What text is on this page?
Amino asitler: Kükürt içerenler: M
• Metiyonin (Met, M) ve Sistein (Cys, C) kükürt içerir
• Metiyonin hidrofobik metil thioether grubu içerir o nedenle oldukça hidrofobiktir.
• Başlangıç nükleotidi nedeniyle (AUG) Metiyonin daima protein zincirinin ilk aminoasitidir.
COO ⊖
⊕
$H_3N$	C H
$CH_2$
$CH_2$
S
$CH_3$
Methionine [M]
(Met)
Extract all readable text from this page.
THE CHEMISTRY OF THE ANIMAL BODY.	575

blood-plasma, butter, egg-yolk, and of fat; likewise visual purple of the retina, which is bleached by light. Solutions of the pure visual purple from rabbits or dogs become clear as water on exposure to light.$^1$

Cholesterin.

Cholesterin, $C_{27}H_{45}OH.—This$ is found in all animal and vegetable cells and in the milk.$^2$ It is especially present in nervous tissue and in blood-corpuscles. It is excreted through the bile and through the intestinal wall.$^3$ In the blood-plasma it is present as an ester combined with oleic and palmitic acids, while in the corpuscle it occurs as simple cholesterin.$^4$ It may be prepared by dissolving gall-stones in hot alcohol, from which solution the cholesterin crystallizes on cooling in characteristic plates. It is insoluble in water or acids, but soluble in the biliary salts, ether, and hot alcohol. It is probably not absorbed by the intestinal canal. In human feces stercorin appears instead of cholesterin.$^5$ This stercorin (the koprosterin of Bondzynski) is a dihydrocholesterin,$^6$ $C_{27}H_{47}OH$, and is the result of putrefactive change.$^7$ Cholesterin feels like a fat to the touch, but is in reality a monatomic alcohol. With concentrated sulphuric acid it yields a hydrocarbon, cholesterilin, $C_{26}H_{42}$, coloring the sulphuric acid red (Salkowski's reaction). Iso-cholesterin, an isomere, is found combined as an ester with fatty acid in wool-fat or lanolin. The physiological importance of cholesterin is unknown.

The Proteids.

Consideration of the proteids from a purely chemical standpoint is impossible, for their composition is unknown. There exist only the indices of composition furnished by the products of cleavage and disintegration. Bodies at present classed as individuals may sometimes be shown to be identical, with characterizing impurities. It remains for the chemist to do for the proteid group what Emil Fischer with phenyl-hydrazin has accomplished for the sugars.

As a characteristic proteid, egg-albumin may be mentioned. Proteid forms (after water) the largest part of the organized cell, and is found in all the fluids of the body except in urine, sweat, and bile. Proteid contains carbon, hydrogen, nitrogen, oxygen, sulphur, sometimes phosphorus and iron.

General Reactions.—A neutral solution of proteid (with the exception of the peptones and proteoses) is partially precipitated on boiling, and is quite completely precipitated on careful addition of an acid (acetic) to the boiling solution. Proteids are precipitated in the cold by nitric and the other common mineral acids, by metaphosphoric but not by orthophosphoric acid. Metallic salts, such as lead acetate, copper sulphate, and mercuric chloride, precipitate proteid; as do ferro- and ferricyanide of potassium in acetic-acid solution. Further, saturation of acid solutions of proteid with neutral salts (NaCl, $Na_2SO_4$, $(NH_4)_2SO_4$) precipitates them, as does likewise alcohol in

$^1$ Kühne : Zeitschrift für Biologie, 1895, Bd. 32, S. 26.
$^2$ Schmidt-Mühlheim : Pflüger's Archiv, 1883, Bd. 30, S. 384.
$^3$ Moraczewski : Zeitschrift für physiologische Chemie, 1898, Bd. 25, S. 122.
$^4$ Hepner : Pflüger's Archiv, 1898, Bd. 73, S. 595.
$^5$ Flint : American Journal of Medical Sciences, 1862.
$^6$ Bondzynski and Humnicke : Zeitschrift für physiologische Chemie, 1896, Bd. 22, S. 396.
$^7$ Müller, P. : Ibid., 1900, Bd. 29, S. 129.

----

-- REQUIRED WORK --
Every line above that includes the string "Pflüger" needs to be copied.

-- RESPONSE --
$^2$ Schmidt-Mühlheim : Pflüger's Archiv, 1883, Bd. 30, S. 384.
$^4$ Hepner : Pflüger's Archiv, 1898, Bd. 73, S. 595.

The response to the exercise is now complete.